● Problem details
Exclude the pictures; give every entry again exactly as written.

Figure data in JSON:
◇ ◇ ◇ ◇ ◇
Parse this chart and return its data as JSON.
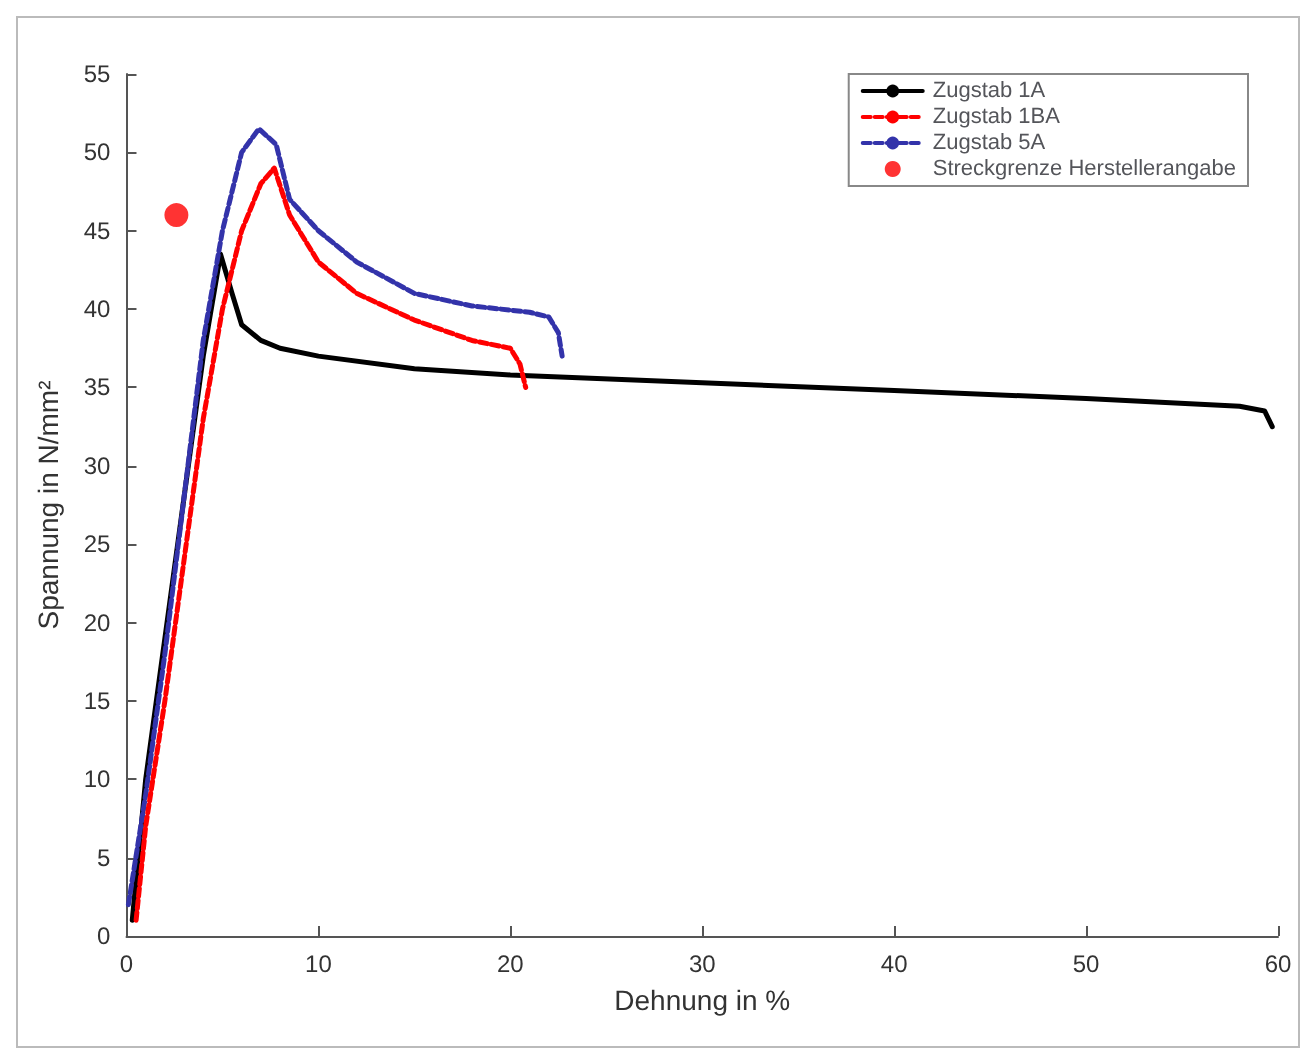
{
  "chart_data": {
    "type": "line",
    "xlabel": "Dehnung in %",
    "ylabel": "Spannung in N/mm²",
    "xlim": [
      0,
      60
    ],
    "ylim": [
      0,
      55
    ],
    "xticks": [
      0,
      10,
      20,
      30,
      40,
      50,
      60
    ],
    "yticks": [
      0,
      5,
      10,
      15,
      20,
      25,
      30,
      35,
      40,
      45,
      50,
      55
    ],
    "grid": false,
    "legend": "top right",
    "marker": "none",
    "series": [
      {
        "name": "Zugstab 1A",
        "color": "#000000",
        "line_style": "solid",
        "x": [
          0.3,
          1,
          2,
          3,
          4,
          4.9,
          5.5,
          6,
          7,
          8,
          10,
          15,
          20,
          30,
          40,
          50,
          58,
          59.3,
          59.7
        ],
        "values": [
          1,
          10,
          19,
          28,
          37,
          43.5,
          41,
          39,
          38,
          37.5,
          37,
          36.2,
          35.8,
          35.3,
          34.8,
          34.3,
          33.8,
          33.5,
          32.5
        ]
      },
      {
        "name": "Zugstab 1BA",
        "color": "#ff0000",
        "line_style": "dashed",
        "x": [
          0.5,
          1,
          2,
          3,
          4,
          5,
          6,
          7,
          7.7,
          8.5,
          10,
          12,
          15,
          18,
          20,
          20.5,
          20.8
        ],
        "values": [
          1,
          7,
          15,
          24,
          33,
          40,
          45,
          48,
          49,
          46,
          43,
          41,
          39.3,
          38,
          37.5,
          36.5,
          35
        ]
      },
      {
        "name": "Zugstab 5A",
        "color": "#3333aa",
        "line_style": "dashed",
        "x": [
          0.1,
          1,
          2,
          3,
          4,
          5,
          6,
          6.9,
          7.8,
          8.5,
          10,
          12,
          15,
          18,
          21,
          22,
          22.5,
          22.7
        ],
        "values": [
          2,
          9,
          18,
          28,
          38,
          45,
          50,
          51.5,
          50.5,
          47,
          45,
          43,
          41,
          40.2,
          39.8,
          39.5,
          38.5,
          37
        ]
      },
      {
        "name": "Streckgrenze Herstellerangabe",
        "type": "scatter",
        "color": "#ff0000",
        "marker": "circle",
        "x": [
          2.6
        ],
        "values": [
          46
        ]
      }
    ]
  }
}
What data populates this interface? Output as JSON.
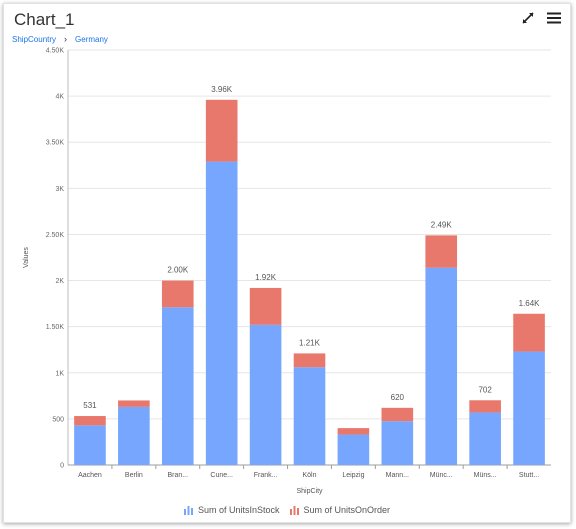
{
  "widget": {
    "title": "Chart_1",
    "breadcrumbs": [
      "ShipCountry",
      "Germany"
    ],
    "breadcrumb_separator": "›",
    "icons": [
      "expand-icon",
      "menu-icon"
    ]
  },
  "colors": {
    "in_stock": "#77a6ff",
    "on_order": "#e8786c",
    "link": "#1a73e8"
  },
  "chart_data": {
    "type": "bar",
    "stacked": true,
    "categories": [
      "Aachen",
      "Berlin",
      "Bran...",
      "Cune...",
      "Frank...",
      "Köln",
      "Leipzig",
      "Mann...",
      "Münc...",
      "Müns...",
      "Stutt..."
    ],
    "series": [
      {
        "name": "Sum of UnitsInStock",
        "values": [
          430,
          630,
          1710,
          3290,
          1520,
          1060,
          330,
          475,
          2140,
          570,
          1230
        ]
      },
      {
        "name": "Sum of UnitsOnOrder",
        "values": [
          101,
          70,
          290,
          670,
          400,
          150,
          70,
          145,
          350,
          132,
          410
        ]
      }
    ],
    "total_labels": [
      "531",
      "",
      "2.00K",
      "3.96K",
      "1.92K",
      "1.21K",
      "",
      "620",
      "2.49K",
      "702",
      "1.64K"
    ],
    "xlabel": "ShipCity",
    "ylabel": "Values",
    "ylim": [
      0,
      4500
    ],
    "yticks": [
      0,
      500,
      1000,
      1500,
      2000,
      2500,
      3000,
      3500,
      4000,
      4500
    ],
    "ytick_labels": [
      "0",
      "500",
      "1K",
      "1.50K",
      "2K",
      "2.50K",
      "3K",
      "3.50K",
      "4K",
      "4.50K"
    ],
    "grid": true,
    "legend_position": "bottom"
  }
}
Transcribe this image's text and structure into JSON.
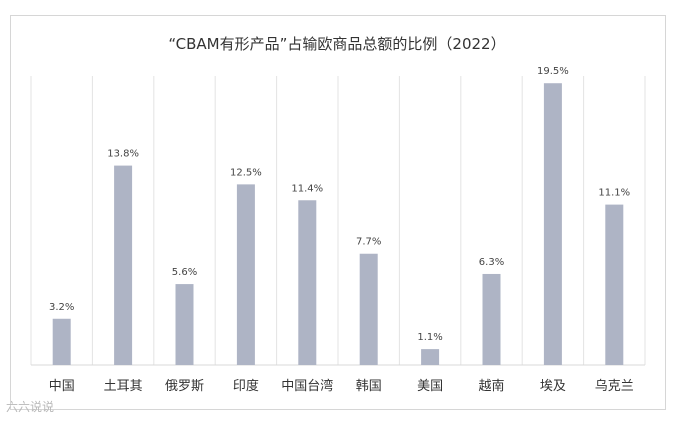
{
  "chart_data": {
    "type": "bar",
    "title": "“CBAM有形产品”占输欧商品总额的比例（2022）",
    "categories": [
      "中国",
      "土耳其",
      "俄罗斯",
      "印度",
      "中国台湾",
      "韩国",
      "美国",
      "越南",
      "埃及",
      "乌克兰"
    ],
    "values": [
      3.2,
      13.8,
      5.6,
      12.5,
      11.4,
      7.7,
      1.1,
      6.3,
      19.5,
      11.1
    ],
    "value_labels": [
      "3.2%",
      "13.8%",
      "5.6%",
      "12.5%",
      "11.4%",
      "7.7%",
      "1.1%",
      "6.3%",
      "19.5%",
      "11.1%"
    ],
    "unit": "%",
    "ylim": [
      0,
      20
    ],
    "grid": "vertical separators",
    "bar_color": "#aeb4c5",
    "legend": "none"
  },
  "watermark": "六六说说"
}
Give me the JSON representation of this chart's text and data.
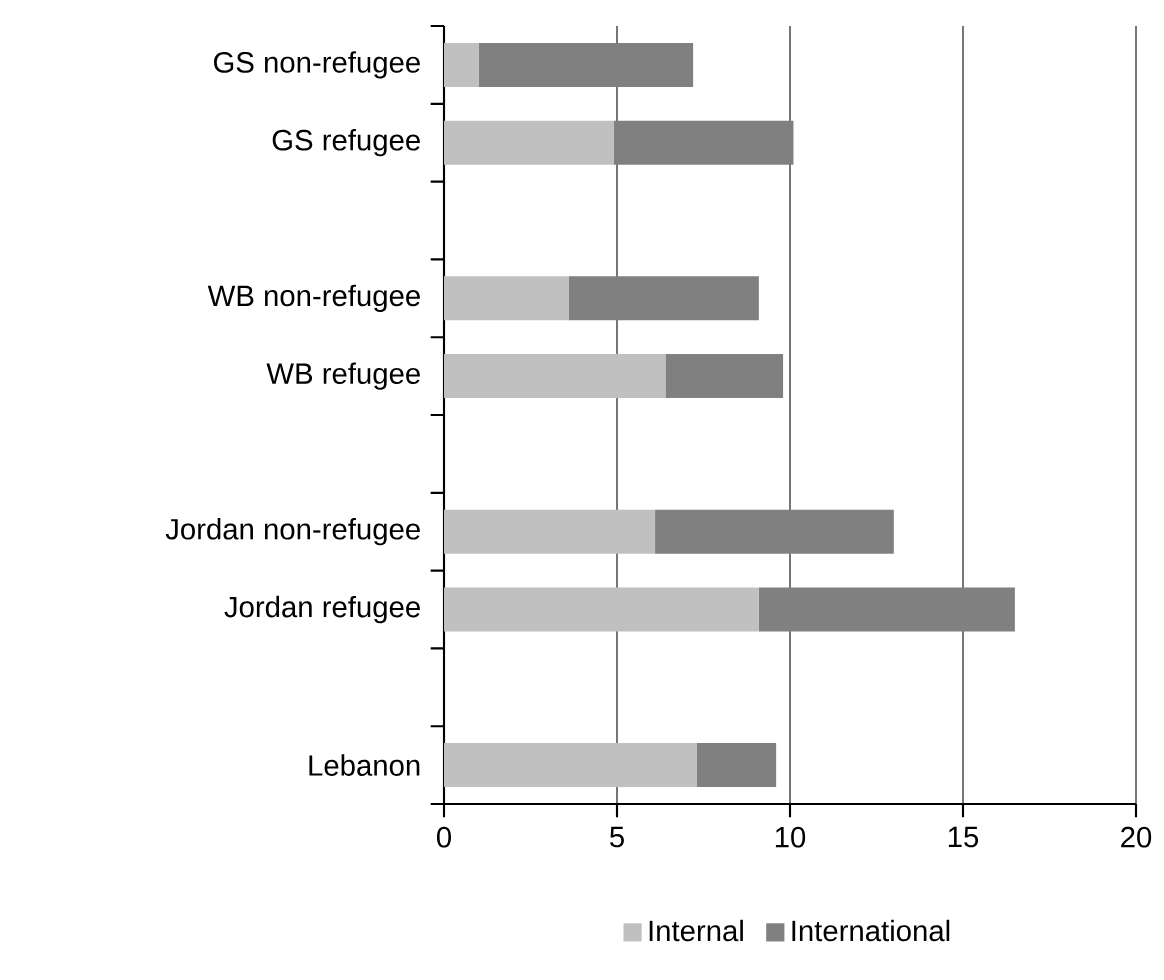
{
  "chart_data": {
    "type": "bar",
    "orientation": "horizontal",
    "stacked": true,
    "categories": [
      "GS non-refugee",
      "GS refugee",
      null,
      "WB non-refugee",
      "WB refugee",
      null,
      "Jordan non-refugee",
      "Jordan refugee",
      null,
      "Lebanon"
    ],
    "series": [
      {
        "name": "Internal",
        "color": "#c0c0c0",
        "values": [
          1.0,
          4.9,
          null,
          3.6,
          6.4,
          null,
          6.1,
          9.1,
          null,
          7.3
        ]
      },
      {
        "name": "International",
        "color": "#808080",
        "values": [
          6.2,
          5.2,
          null,
          5.5,
          3.4,
          null,
          6.9,
          7.4,
          null,
          2.3
        ]
      }
    ],
    "xlim": [
      0,
      20
    ],
    "xticks": [
      0,
      5,
      10,
      15,
      20
    ],
    "grid": "x",
    "legend": "bottom"
  }
}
◇ ◇ ◇ ◇ ◇
● Reply
Parse this chart and return its data as JSON.
{
  "chart_data": {
    "type": "line",
    "xlabel": "Dehnung in %",
    "ylabel": "Spannung in N/mm²",
    "xlim": [
      0,
      60
    ],
    "ylim": [
      0,
      55
    ],
    "xticks": [
      0,
      10,
      20,
      30,
      40,
      50,
      60
    ],
    "yticks": [
      0,
      5,
      10,
      15,
      20,
      25,
      30,
      35,
      40,
      45,
      50,
      55
    ],
    "grid": false,
    "legend": "top right",
    "marker": "none",
    "series": [
      {
        "name": "Zugstab 1A",
        "color": "#000000",
        "line_style": "solid",
        "x": [
          0.3,
          1,
          2,
          3,
          4,
          4.9,
          5.5,
          6,
          7,
          8,
          10,
          15,
          20,
          30,
          40,
          50,
          58,
          59.3,
          59.7
        ],
        "values": [
          1,
          10,
          19,
          28,
          37,
          43.5,
          41,
          39,
          38,
          37.5,
          37,
          36.2,
          35.8,
          35.3,
          34.8,
          34.3,
          33.8,
          33.5,
          32.5
        ]
      },
      {
        "name": "Zugstab 1BA",
        "color": "#ff0000",
        "line_style": "dashed",
        "x": [
          0.5,
          1,
          2,
          3,
          4,
          5,
          6,
          7,
          7.7,
          8.5,
          10,
          12,
          15,
          18,
          20,
          20.5,
          20.8
        ],
        "values": [
          1,
          7,
          15,
          24,
          33,
          40,
          45,
          48,
          49,
          46,
          43,
          41,
          39.3,
          38,
          37.5,
          36.5,
          35
        ]
      },
      {
        "name": "Zugstab 5A",
        "color": "#3333aa",
        "line_style": "dashed",
        "x": [
          0.1,
          1,
          2,
          3,
          4,
          5,
          6,
          6.9,
          7.8,
          8.5,
          10,
          12,
          15,
          18,
          21,
          22,
          22.5,
          22.7
        ],
        "values": [
          2,
          9,
          18,
          28,
          38,
          45,
          50,
          51.5,
          50.5,
          47,
          45,
          43,
          41,
          40.2,
          39.8,
          39.5,
          38.5,
          37
        ]
      },
      {
        "name": "Streckgrenze Herstellerangabe",
        "type": "scatter",
        "color": "#ff0000",
        "marker": "circle",
        "x": [
          2.6
        ],
        "values": [
          46
        ]
      }
    ]
  }
}
What data populates this interface? Output as JSON.
{
  "widget": {
    "title": "Chart_1",
    "breadcrumbs": [
      "ShipCountry",
      "Germany"
    ],
    "breadcrumb_separator": "›",
    "icons": [
      "expand-icon",
      "menu-icon"
    ]
  },
  "colors": {
    "in_stock": "#77a6ff",
    "on_order": "#e8786c",
    "link": "#1a73e8"
  },
  "chart_data": {
    "type": "bar",
    "stacked": true,
    "categories": [
      "Aachen",
      "Berlin",
      "Bran...",
      "Cune...",
      "Frank...",
      "Köln",
      "Leipzig",
      "Mann...",
      "Münc...",
      "Müns...",
      "Stutt..."
    ],
    "series": [
      {
        "name": "Sum of UnitsInStock",
        "values": [
          430,
          630,
          1710,
          3290,
          1520,
          1060,
          330,
          475,
          2140,
          570,
          1230
        ]
      },
      {
        "name": "Sum of UnitsOnOrder",
        "values": [
          101,
          70,
          290,
          670,
          400,
          150,
          70,
          145,
          350,
          132,
          410
        ]
      }
    ],
    "total_labels": [
      "531",
      "",
      "2.00K",
      "3.96K",
      "1.92K",
      "1.21K",
      "",
      "620",
      "2.49K",
      "702",
      "1.64K"
    ],
    "xlabel": "ShipCity",
    "ylabel": "Values",
    "ylim": [
      0,
      4500
    ],
    "yticks": [
      0,
      500,
      1000,
      1500,
      2000,
      2500,
      3000,
      3500,
      4000,
      4500
    ],
    "ytick_labels": [
      "0",
      "500",
      "1K",
      "1.50K",
      "2K",
      "2.50K",
      "3K",
      "3.50K",
      "4K",
      "4.50K"
    ],
    "grid": true,
    "legend_position": "bottom"
  }
}
Transcribe this image's text and structure into JSON.
{
  "chart_data": {
    "type": "bar",
    "title": "“CBAM有形产品”占输欧商品总额的比例（2022）",
    "categories": [
      "中国",
      "土耳其",
      "俄罗斯",
      "印度",
      "中国台湾",
      "韩国",
      "美国",
      "越南",
      "埃及",
      "乌克兰"
    ],
    "values": [
      3.2,
      13.8,
      5.6,
      12.5,
      11.4,
      7.7,
      1.1,
      6.3,
      19.5,
      11.1
    ],
    "value_labels": [
      "3.2%",
      "13.8%",
      "5.6%",
      "12.5%",
      "11.4%",
      "7.7%",
      "1.1%",
      "6.3%",
      "19.5%",
      "11.1%"
    ],
    "unit": "%",
    "ylim": [
      0,
      20
    ],
    "grid": "vertical separators",
    "bar_color": "#aeb4c5",
    "legend": "none"
  },
  "watermark": "六六说说"
}
Give me the JSON representation of this chart's text and data.
{
  "chart_data": {
    "type": "bar",
    "orientation": "horizontal",
    "stacked": true,
    "categories": [
      "GS non-refugee",
      "GS refugee",
      null,
      "WB non-refugee",
      "WB refugee",
      null,
      "Jordan non-refugee",
      "Jordan refugee",
      null,
      "Lebanon"
    ],
    "series": [
      {
        "name": "Internal",
        "color": "#c0c0c0",
        "values": [
          1.0,
          4.9,
          null,
          3.6,
          6.4,
          null,
          6.1,
          9.1,
          null,
          7.3
        ]
      },
      {
        "name": "International",
        "color": "#808080",
        "values": [
          6.2,
          5.2,
          null,
          5.5,
          3.4,
          null,
          6.9,
          7.4,
          null,
          2.3
        ]
      }
    ],
    "xlim": [
      0,
      20
    ],
    "xticks": [
      0,
      5,
      10,
      15,
      20
    ],
    "grid": "x",
    "legend": "bottom"
  }
}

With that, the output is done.